ACTIVIDADES ->
A. Indica si cada afirmación coincide con el extracto sobre el gobierno de López Obrador. Responde sí o no y cita literalmente las palabras del extracto que lo deciden. (i) El gobierno refleja la personalidad de López Obrador. (ii) En la era de los libros de superación personal, el gris se relacionó con la excelencia. (iii) Los apocalípticos y los iluminados pertenecen a grupos opuestos.
B. Según el extracto sobre el gobierno de López Obrador, ¿qué dos colores hacen el gris?
C. Enumera todos los adjetivos con que el extracto sobre el gobierno de López Obrador califica la personalidad del mandatario.

──────── EXTRACTO DE PÁGINA

Este gobierno es el reflejo de la siempre contrastante, a veces contradictoria a veces lúcida, a veces nefasta a veces encantadora, personalidad de López Obrador.

Parece que si no hay polarización, la vida pública de México no sabe a nada. El blanco y el negro hacen el gris, pero este tono, por más que ilumine los espacios de la política mexicana, parece ser insoportable para muchos, quizá es porque el gris -en la era de los libros de la superación personal- se le relacionó con la mediocridad. La lectura que se le da a lo que confusamente llamamos la Cuarta Transformación, tiene que tener la negatividad absoluta del negro o la pureza del blanco. Este sector de gente, los apocalípticos y los iluminados, forman parte de un mismo grupo, los que no dan oportunidad a un punto medio en el que los dos colores se mezclen y hagan… un gris.

────────────────
──────── REGISTROS

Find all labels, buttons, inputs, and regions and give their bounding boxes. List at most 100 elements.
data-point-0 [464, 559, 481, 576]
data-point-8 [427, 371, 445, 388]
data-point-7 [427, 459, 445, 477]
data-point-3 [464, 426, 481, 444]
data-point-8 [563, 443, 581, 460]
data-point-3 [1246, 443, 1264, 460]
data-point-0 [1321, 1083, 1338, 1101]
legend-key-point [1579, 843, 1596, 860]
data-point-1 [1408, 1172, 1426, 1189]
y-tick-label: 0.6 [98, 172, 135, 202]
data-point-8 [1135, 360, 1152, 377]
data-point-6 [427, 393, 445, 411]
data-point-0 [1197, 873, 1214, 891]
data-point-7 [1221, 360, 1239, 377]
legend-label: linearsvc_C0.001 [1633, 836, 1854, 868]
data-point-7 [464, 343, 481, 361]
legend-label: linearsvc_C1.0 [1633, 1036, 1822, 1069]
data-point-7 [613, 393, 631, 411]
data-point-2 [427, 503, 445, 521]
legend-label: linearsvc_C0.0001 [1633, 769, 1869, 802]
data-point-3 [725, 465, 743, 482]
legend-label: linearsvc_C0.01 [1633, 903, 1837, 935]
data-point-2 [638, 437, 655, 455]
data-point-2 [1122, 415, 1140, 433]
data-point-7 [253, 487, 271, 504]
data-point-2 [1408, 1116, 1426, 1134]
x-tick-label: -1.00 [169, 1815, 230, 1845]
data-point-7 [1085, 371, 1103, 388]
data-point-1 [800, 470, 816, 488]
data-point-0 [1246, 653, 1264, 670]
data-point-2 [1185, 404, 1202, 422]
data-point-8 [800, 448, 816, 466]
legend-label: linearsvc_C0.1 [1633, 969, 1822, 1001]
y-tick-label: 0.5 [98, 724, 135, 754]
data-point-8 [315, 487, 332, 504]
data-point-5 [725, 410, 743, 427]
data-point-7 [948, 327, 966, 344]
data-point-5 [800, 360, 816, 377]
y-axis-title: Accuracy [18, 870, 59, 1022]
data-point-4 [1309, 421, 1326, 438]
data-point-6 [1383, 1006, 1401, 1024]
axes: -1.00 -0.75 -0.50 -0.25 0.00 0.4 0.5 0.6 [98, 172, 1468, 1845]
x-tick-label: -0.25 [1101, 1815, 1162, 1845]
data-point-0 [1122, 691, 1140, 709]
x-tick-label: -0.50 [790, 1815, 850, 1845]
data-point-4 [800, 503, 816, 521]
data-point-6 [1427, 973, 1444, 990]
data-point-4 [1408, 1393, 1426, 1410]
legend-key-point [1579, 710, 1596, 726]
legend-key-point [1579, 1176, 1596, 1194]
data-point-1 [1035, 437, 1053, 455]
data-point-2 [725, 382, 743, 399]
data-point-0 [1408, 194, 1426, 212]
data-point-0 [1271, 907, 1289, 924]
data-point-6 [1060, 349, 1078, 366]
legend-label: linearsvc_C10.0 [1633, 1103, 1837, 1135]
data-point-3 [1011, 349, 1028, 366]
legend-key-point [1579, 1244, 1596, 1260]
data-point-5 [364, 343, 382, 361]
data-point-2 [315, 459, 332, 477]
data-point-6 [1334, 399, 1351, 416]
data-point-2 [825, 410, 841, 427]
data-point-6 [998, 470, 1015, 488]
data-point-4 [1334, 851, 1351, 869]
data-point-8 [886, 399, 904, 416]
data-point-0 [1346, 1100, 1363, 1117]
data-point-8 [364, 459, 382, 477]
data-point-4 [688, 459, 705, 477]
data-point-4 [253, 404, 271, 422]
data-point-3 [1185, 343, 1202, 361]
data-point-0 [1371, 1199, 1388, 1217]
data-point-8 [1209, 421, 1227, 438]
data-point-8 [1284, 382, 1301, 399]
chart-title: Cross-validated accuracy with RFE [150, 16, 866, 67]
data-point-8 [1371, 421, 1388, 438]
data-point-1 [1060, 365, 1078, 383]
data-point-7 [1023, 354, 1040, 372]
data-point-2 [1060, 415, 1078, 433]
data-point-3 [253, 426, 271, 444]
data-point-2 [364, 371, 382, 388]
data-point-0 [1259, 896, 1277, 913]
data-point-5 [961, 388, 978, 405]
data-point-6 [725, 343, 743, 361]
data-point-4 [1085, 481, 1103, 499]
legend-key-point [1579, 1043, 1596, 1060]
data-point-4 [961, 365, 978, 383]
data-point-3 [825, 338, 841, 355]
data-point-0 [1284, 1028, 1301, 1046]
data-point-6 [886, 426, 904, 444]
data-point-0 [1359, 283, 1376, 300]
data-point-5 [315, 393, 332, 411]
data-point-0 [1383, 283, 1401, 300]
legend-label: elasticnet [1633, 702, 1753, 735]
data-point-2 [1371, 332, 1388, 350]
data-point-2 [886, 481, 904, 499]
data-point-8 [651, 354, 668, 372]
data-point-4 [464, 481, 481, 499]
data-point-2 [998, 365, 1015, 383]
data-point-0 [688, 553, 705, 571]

────────────────

RESPUESTAS ->
A.
(i) Sí: «Este gobierno es el reflejo de la siempre contrastante, a veces contradictoria a veces lúcida, a veces nefasta a veces encantadora, personalidad de López Obrador».
(ii) No: «se le relacionó con la mediocridad».
(iii) No: «forman parte de un mismo grupo».

B. El blanco y el negro.

C. Contrastante, contradictoria, lúcida, nefasta, encantadora.